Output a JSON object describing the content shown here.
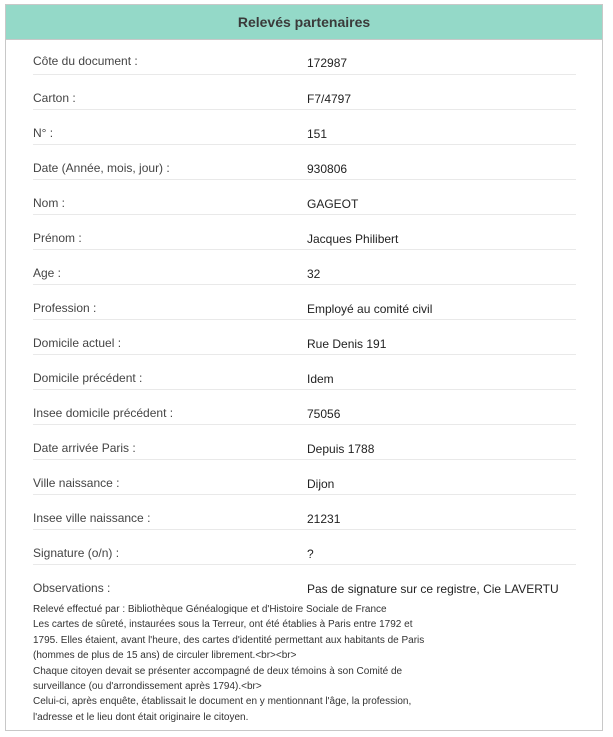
{
  "header": {
    "title": "Relevés partenaires"
  },
  "fields": [
    {
      "label": "Côte du document :",
      "value": "172987"
    },
    {
      "label": "Carton :",
      "value": "F7/4797"
    },
    {
      "label": "N° :",
      "value": "151"
    },
    {
      "label": "Date (Année, mois, jour) :",
      "value": "930806"
    },
    {
      "label": "Nom  :",
      "value": "GAGEOT"
    },
    {
      "label": "Prénom :",
      "value": "Jacques Philibert"
    },
    {
      "label": "Age :",
      "value": "32"
    },
    {
      "label": "Profession :",
      "value": "Employé au comité civil"
    },
    {
      "label": "Domicile actuel :",
      "value": "Rue Denis 191"
    },
    {
      "label": "Domicile précédent :",
      "value": "Idem"
    },
    {
      "label": "Insee domicile précédent :",
      "value": "75056"
    },
    {
      "label": "Date arrivée Paris :",
      "value": "Depuis 1788"
    },
    {
      "label": "Ville naissance :",
      "value": "Dijon"
    },
    {
      "label": "Insee ville naissance :",
      "value": "21231"
    },
    {
      "label": "Signature (o/n) :",
      "value": "?"
    },
    {
      "label": "Observations :",
      "value": "Pas de signature sur ce registre, Cie LAVERTU"
    }
  ],
  "notes": [
    "Relevé effectué par : Bibliothèque Généalogique et d'Histoire Sociale de France",
    "Les cartes de sûreté, instaurées sous la Terreur, ont été établies à Paris entre 1792 et",
    "1795. Elles étaient, avant l'heure, des cartes d'identité permettant aux habitants de Paris",
    "(hommes de plus de 15 ans) de circuler librement.<br><br>",
    "Chaque citoyen devait se présenter accompagné de deux témoins à son Comité de",
    "surveillance (ou d'arrondissement après 1794).<br>",
    "Celui-ci, après enquête, établissait le document en y mentionnant l'âge, la profession,",
    "l'adresse et le lieu dont était originaire le citoyen."
  ]
}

DO THIS - Tally the lines holding the string "Paris" and give only the count.

REPLY TO THE EXERCISE - 3